What to work on: Repeat the listing exactly as given, omitting every image.

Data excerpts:
********

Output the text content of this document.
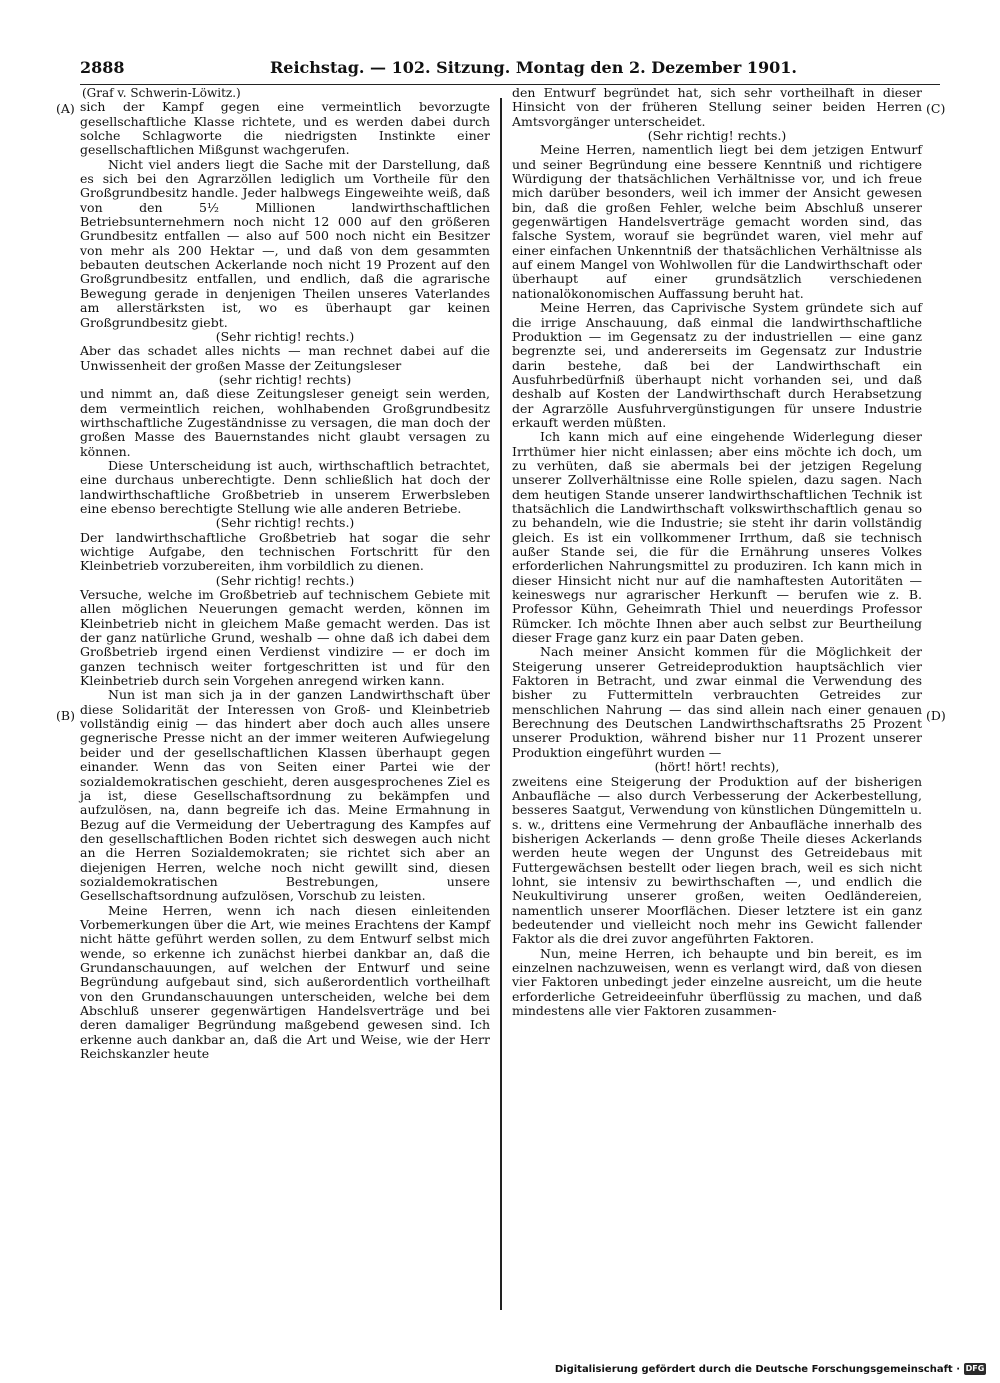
2888	Reichstag. — 102. Sitzung. Montag den 2. Dezember 1901.
(A)
(B)
(C)
(D)

(Graf v. Schwerin-Löwitz.)

sich der Kampf gegen eine vermeintlich bevorzugte gesellschaftliche Klasse richtete, und es werden dabei durch solche Schlagworte die niedrigsten Instinkte einer gesellschaftlichen Mißgunst wachgerufen.

Nicht viel anders liegt die Sache mit der Darstellung, daß es sich bei den Agrarzöllen lediglich um Vortheile für den Großgrundbesitz handle. Jeder halbwegs Eingeweihte weiß, daß von den 5½ Millionen landwirthschaftlichen Betriebsunternehmern noch nicht 12 000 auf den größeren Grundbesitz entfallen — also auf 500 noch nicht ein Besitzer von mehr als 200 Hektar —, und daß von dem gesammten bebauten deutschen Ackerlande noch nicht 19 Prozent auf den Großgrundbesitz entfallen, und endlich, daß die agrarische Bewegung gerade in denjenigen Theilen unseres Vaterlandes am allerstärksten ist, wo es überhaupt gar keinen Großgrundbesitz giebt.

(Sehr richtig! rechts.)

Aber das schadet alles nichts — man rechnet dabei auf die Unwissenheit der großen Masse der Zeitungsleser

(sehr richtig! rechts)

und nimmt an, daß diese Zeitungsleser geneigt sein werden, dem vermeintlich reichen, wohlhabenden Großgrundbesitz wirthschaftliche Zugeständnisse zu versagen, die man doch der großen Masse des Bauernstandes nicht glaubt versagen zu können.

Diese Unterscheidung ist auch, wirthschaftlich betrachtet, eine durchaus unberechtigte. Denn schließlich hat doch der landwirthschaftliche Großbetrieb in unserem Erwerbsleben eine ebenso berechtigte Stellung wie alle anderen Betriebe.

(Sehr richtig! rechts.)

Der landwirthschaftliche Großbetrieb hat sogar die sehr wichtige Aufgabe, den technischen Fortschritt für den Kleinbetrieb vorzubereiten, ihm vorbildlich zu dienen.

(Sehr richtig! rechts.)

Versuche, welche im Großbetrieb auf technischem Gebiete mit allen möglichen Neuerungen gemacht werden, können im Kleinbetrieb nicht in gleichem Maße gemacht werden. Das ist der ganz natürliche Grund, weshalb — ohne daß ich dabei dem Großbetrieb irgend einen Verdienst vindizire — er doch im ganzen technisch weiter fortgeschritten ist und für den Kleinbetrieb durch sein Vorgehen anregend wirken kann.

Nun ist man sich ja in der ganzen Landwirthschaft über diese Solidarität der Interessen von Groß- und Kleinbetrieb vollständig einig — das hindert aber doch auch alles unsere gegnerische Presse nicht an der immer weiteren Aufwiegelung beider und der gesellschaftlichen Klassen überhaupt gegen einander. Wenn das von Seiten einer Partei wie der sozialdemokratischen geschieht, deren ausgesprochenes Ziel es ja ist, diese Gesellschaftsordnung zu bekämpfen und aufzulösen, na, dann begreife ich das. Meine Ermahnung in Bezug auf die Vermeidung der Uebertragung des Kampfes auf den gesellschaftlichen Boden richtet sich deswegen auch nicht an die Herren Sozialdemokraten; sie richtet sich aber an diejenigen Herren, welche noch nicht gewillt sind, diesen sozialdemokratischen Bestrebungen, unsere Gesellschaftsordnung aufzulösen, Vorschub zu leisten.

Meine Herren, wenn ich nach diesen einleitenden Vorbemerkungen über die Art, wie meines Erachtens der Kampf nicht hätte geführt werden sollen, zu dem Entwurf selbst mich wende, so erkenne ich zunächst hierbei dankbar an, daß die Grundanschauungen, auf welchen der Entwurf und seine Begründung aufgebaut sind, sich außerordentlich vortheilhaft von den Grundanschauungen unterscheiden, welche bei dem Abschluß unserer gegenwärtigen Handelsverträge und bei deren damaliger Begründung maßgebend gewesen sind. Ich erkenne auch dankbar an, daß die Art und Weise, wie der Herr Reichskanzler heute

den Entwurf begründet hat, sich sehr vortheilhaft in dieser Hinsicht von der früheren Stellung seiner beiden Herren Amtsvorgänger unterscheidet.

(Sehr richtig! rechts.)

Meine Herren, namentlich liegt bei dem jetzigen Entwurf und seiner Begründung eine bessere Kenntniß und richtigere Würdigung der thatsächlichen Verhältnisse vor, und ich freue mich darüber besonders, weil ich immer der Ansicht gewesen bin, daß die großen Fehler, welche beim Abschluß unserer gegenwärtigen Handelsverträge gemacht worden sind, das falsche System, worauf sie begründet waren, viel mehr auf einer einfachen Unkenntniß der thatsächlichen Verhältnisse als auf einem Mangel von Wohlwollen für die Landwirthschaft oder überhaupt auf einer grundsätzlich verschiedenen nationalökonomischen Auffassung beruht hat.

Meine Herren, das Caprivische System gründete sich auf die irrige Anschauung, daß einmal die landwirthschaftliche Produktion — im Gegensatz zu der industriellen — eine ganz begrenzte sei, und andererseits im Gegensatz zur Industrie darin bestehe, daß bei der Landwirthschaft ein Ausfuhrbedürfniß überhaupt nicht vorhanden sei, und daß deshalb auf Kosten der Landwirthschaft durch Herabsetzung der Agrarzölle Ausfuhrvergünstigungen für unsere Industrie erkauft werden müßten.

Ich kann mich auf eine eingehende Widerlegung dieser Irrthümer hier nicht einlassen; aber eins möchte ich doch, um zu verhüten, daß sie abermals bei der jetzigen Regelung unserer Zollverhältnisse eine Rolle spielen, dazu sagen. Nach dem heutigen Stande unserer landwirthschaftlichen Technik ist thatsächlich die Landwirthschaft volkswirthschaftlich genau so zu behandeln, wie die Industrie; sie steht ihr darin vollständig gleich. Es ist ein vollkommener Irrthum, daß sie technisch außer Stande sei, die für die Ernährung unseres Volkes erforderlichen Nahrungsmittel zu produziren. Ich kann mich in dieser Hinsicht nicht nur auf die namhaftesten Autoritäten — keineswegs nur agrarischer Herkunft — berufen wie z. B. Professor Kühn, Geheimrath Thiel und neuerdings Professor Rümcker. Ich möchte Ihnen aber auch selbst zur Beurtheilung dieser Frage ganz kurz ein paar Daten geben.

Nach meiner Ansicht kommen für die Möglichkeit der Steigerung unserer Getreideproduktion hauptsächlich vier Faktoren in Betracht, und zwar einmal die Verwendung des bisher zu Futtermitteln verbrauchten Getreides zur menschlichen Nahrung — das sind allein nach einer genauen Berechnung des Deutschen Landwirthschaftsraths 25 Prozent unserer Produktion, während bisher nur 11 Prozent unserer Produktion eingeführt wurden —

(hört! hört! rechts),

zweitens eine Steigerung der Produktion auf der bisherigen Anbaufläche — also durch Verbesserung der Ackerbestellung, besseres Saatgut, Verwendung von künstlichen Düngemitteln u. s. w., drittens eine Vermehrung der Anbaufläche innerhalb des bisherigen Ackerlands — denn große Theile dieses Ackerlands werden heute wegen der Ungunst des Getreidebaus mit Futtergewächsen bestellt oder liegen brach, weil es sich nicht lohnt, sie intensiv zu bewirthschaften —, und endlich die Neukultivirung unserer großen, weiten Oedländereien, namentlich unserer Moorflächen. Dieser letztere ist ein ganz bedeutender und vielleicht noch mehr ins Gewicht fallender Faktor als die drei zuvor angeführten Faktoren.

Nun, meine Herren, ich behaupte und bin bereit, es im einzelnen nachzuweisen, wenn es verlangt wird, daß von diesen vier Faktoren unbedingt jeder einzelne ausreicht, um die heute erforderliche Getreideeinfuhr überflüssig zu machen, und daß mindestens alle vier Faktoren zusammen-

Digitalisierung gefördert durch die Deutsche Forschungsgemeinschaft · DFG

********

Answer for this exercise:
Output the text content of this document.
2888	Reichstag. — 102. Sitzung. Montag den 2. Dezember 1901.
(A)
(B)
(C)
(D)

(Graf v. Schwerin-Löwitz.)

sich der Kampf gegen eine vermeintlich bevorzugte gesellschaftliche Klasse richtete, und es werden dabei durch solche Schlagworte die niedrigsten Instinkte einer gesellschaftlichen Mißgunst wachgerufen.

Nicht viel anders liegt die Sache mit der Darstellung, daß es sich bei den Agrarzöllen lediglich um Vortheile für den Großgrundbesitz handle. Jeder halbwegs Eingeweihte weiß, daß von den 5½ Millionen landwirthschaftlichen Betriebsunternehmern noch nicht 12 000 auf den größeren Grundbesitz entfallen — also auf 500 noch nicht ein Besitzer von mehr als 200 Hektar —, und daß von dem gesammten bebauten deutschen Ackerlande noch nicht 19 Prozent auf den Großgrundbesitz entfallen, und endlich, daß die agrarische Bewegung gerade in denjenigen Theilen unseres Vaterlandes am allerstärksten ist, wo es überhaupt gar keinen Großgrundbesitz giebt.

(Sehr richtig! rechts.)

Aber das schadet alles nichts — man rechnet dabei auf die Unwissenheit der großen Masse der Zeitungsleser

(sehr richtig! rechts)

und nimmt an, daß diese Zeitungsleser geneigt sein werden, dem vermeintlich reichen, wohlhabenden Großgrundbesitz wirthschaftliche Zugeständnisse zu versagen, die man doch der großen Masse des Bauernstandes nicht glaubt versagen zu können.

Diese Unterscheidung ist auch, wirthschaftlich betrachtet, eine durchaus unberechtigte. Denn schließlich hat doch der landwirthschaftliche Großbetrieb in unserem Erwerbsleben eine ebenso berechtigte Stellung wie alle anderen Betriebe.

(Sehr richtig! rechts.)

Der landwirthschaftliche Großbetrieb hat sogar die sehr wichtige Aufgabe, den technischen Fortschritt für den Kleinbetrieb vorzubereiten, ihm vorbildlich zu dienen.

(Sehr richtig! rechts.)

Versuche, welche im Großbetrieb auf technischem Gebiete mit allen möglichen Neuerungen gemacht werden, können im Kleinbetrieb nicht in gleichem Maße gemacht werden. Das ist der ganz natürliche Grund, weshalb — ohne daß ich dabei dem Großbetrieb irgend einen Verdienst vindizire — er doch im ganzen technisch weiter fortgeschritten ist und für den Kleinbetrieb durch sein Vorgehen anregend wirken kann.

Nun ist man sich ja in der ganzen Landwirthschaft über diese Solidarität der Interessen von Groß- und Kleinbetrieb vollständig einig — das hindert aber doch auch alles unsere gegnerische Presse nicht an der immer weiteren Aufwiegelung beider und der gesellschaftlichen Klassen überhaupt gegen einander. Wenn das von Seiten einer Partei wie der sozialdemokratischen geschieht, deren ausgesprochenes Ziel es ja ist, diese Gesellschaftsordnung zu bekämpfen und aufzulösen, na, dann begreife ich das. Meine Ermahnung in Bezug auf die Vermeidung der Uebertragung des Kampfes auf den gesellschaftlichen Boden richtet sich deswegen auch nicht an die Herren Sozialdemokraten; sie richtet sich aber an diejenigen Herren, welche noch nicht gewillt sind, diesen sozialdemokratischen Bestrebungen, unsere Gesellschaftsordnung aufzulösen, Vorschub zu leisten.

Meine Herren, wenn ich nach diesen einleitenden Vorbemerkungen über die Art, wie meines Erachtens der Kampf nicht hätte geführt werden sollen, zu dem Entwurf selbst mich wende, so erkenne ich zunächst hierbei dankbar an, daß die Grundanschauungen, auf welchen der Entwurf und seine Begründung aufgebaut sind, sich außerordentlich vortheilhaft von den Grundanschauungen unterscheiden, welche bei dem Abschluß unserer gegenwärtigen Handelsverträge und bei deren damaliger Begründung maßgebend gewesen sind. Ich erkenne auch dankbar an, daß die Art und Weise, wie der Herr Reichskanzler heute

den Entwurf begründet hat, sich sehr vortheilhaft in dieser Hinsicht von der früheren Stellung seiner beiden Herren Amtsvorgänger unterscheidet.

(Sehr richtig! rechts.)

Meine Herren, namentlich liegt bei dem jetzigen Entwurf und seiner Begründung eine bessere Kenntniß und richtigere Würdigung der thatsächlichen Verhältnisse vor, und ich freue mich darüber besonders, weil ich immer der Ansicht gewesen bin, daß die großen Fehler, welche beim Abschluß unserer gegenwärtigen Handelsverträge gemacht worden sind, das falsche System, worauf sie begründet waren, viel mehr auf einer einfachen Unkenntniß der thatsächlichen Verhältnisse als auf einem Mangel von Wohlwollen für die Landwirthschaft oder überhaupt auf einer grundsätzlich verschiedenen nationalökonomischen Auffassung beruht hat.

Meine Herren, das Caprivische System gründete sich auf die irrige Anschauung, daß einmal die landwirthschaftliche Produktion — im Gegensatz zu der industriellen — eine ganz begrenzte sei, und andererseits im Gegensatz zur Industrie darin bestehe, daß bei der Landwirthschaft ein Ausfuhrbedürfniß überhaupt nicht vorhanden sei, und daß deshalb auf Kosten der Landwirthschaft durch Herabsetzung der Agrarzölle Ausfuhrvergünstigungen für unsere Industrie erkauft werden müßten.

Ich kann mich auf eine eingehende Widerlegung dieser Irrthümer hier nicht einlassen; aber eins möchte ich doch, um zu verhüten, daß sie abermals bei der jetzigen Regelung unserer Zollverhältnisse eine Rolle spielen, dazu sagen. Nach dem heutigen Stande unserer landwirthschaftlichen Technik ist thatsächlich die Landwirthschaft volkswirthschaftlich genau so zu behandeln, wie die Industrie; sie steht ihr darin vollständig gleich. Es ist ein vollkommener Irrthum, daß sie technisch außer Stande sei, die für die Ernährung unseres Volkes erforderlichen Nahrungsmittel zu produziren. Ich kann mich in dieser Hinsicht nicht nur auf die namhaftesten Autoritäten — keineswegs nur agrarischer Herkunft — berufen wie z. B. Professor Kühn, Geheimrath Thiel und neuerdings Professor Rümcker. Ich möchte Ihnen aber auch selbst zur Beurtheilung dieser Frage ganz kurz ein paar Daten geben.

Nach meiner Ansicht kommen für die Möglichkeit der Steigerung unserer Getreideproduktion hauptsächlich vier Faktoren in Betracht, und zwar einmal die Verwendung des bisher zu Futtermitteln verbrauchten Getreides zur menschlichen Nahrung — das sind allein nach einer genauen Berechnung des Deutschen Landwirthschaftsraths 25 Prozent unserer Produktion, während bisher nur 11 Prozent unserer Produktion eingeführt wurden —

(hört! hört! rechts),

zweitens eine Steigerung der Produktion auf der bisherigen Anbaufläche — also durch Verbesserung der Ackerbestellung, besseres Saatgut, Verwendung von künstlichen Düngemitteln u. s. w., drittens eine Vermehrung der Anbaufläche innerhalb des bisherigen Ackerlands — denn große Theile dieses Ackerlands werden heute wegen der Ungunst des Getreidebaus mit Futtergewächsen bestellt oder liegen brach, weil es sich nicht lohnt, sie intensiv zu bewirthschaften —, und endlich die Neukultivirung unserer großen, weiten Oedländereien, namentlich unserer Moorflächen. Dieser letztere ist ein ganz bedeutender und vielleicht noch mehr ins Gewicht fallender Faktor als die drei zuvor angeführten Faktoren.

Nun, meine Herren, ich behaupte und bin bereit, es im einzelnen nachzuweisen, wenn es verlangt wird, daß von diesen vier Faktoren unbedingt jeder einzelne ausreicht, um die heute erforderliche Getreideeinfuhr überflüssig zu machen, und daß mindestens alle vier Faktoren zusammen-

Digitalisierung gefördert durch die Deutsche Forschungsgemeinschaft · DFG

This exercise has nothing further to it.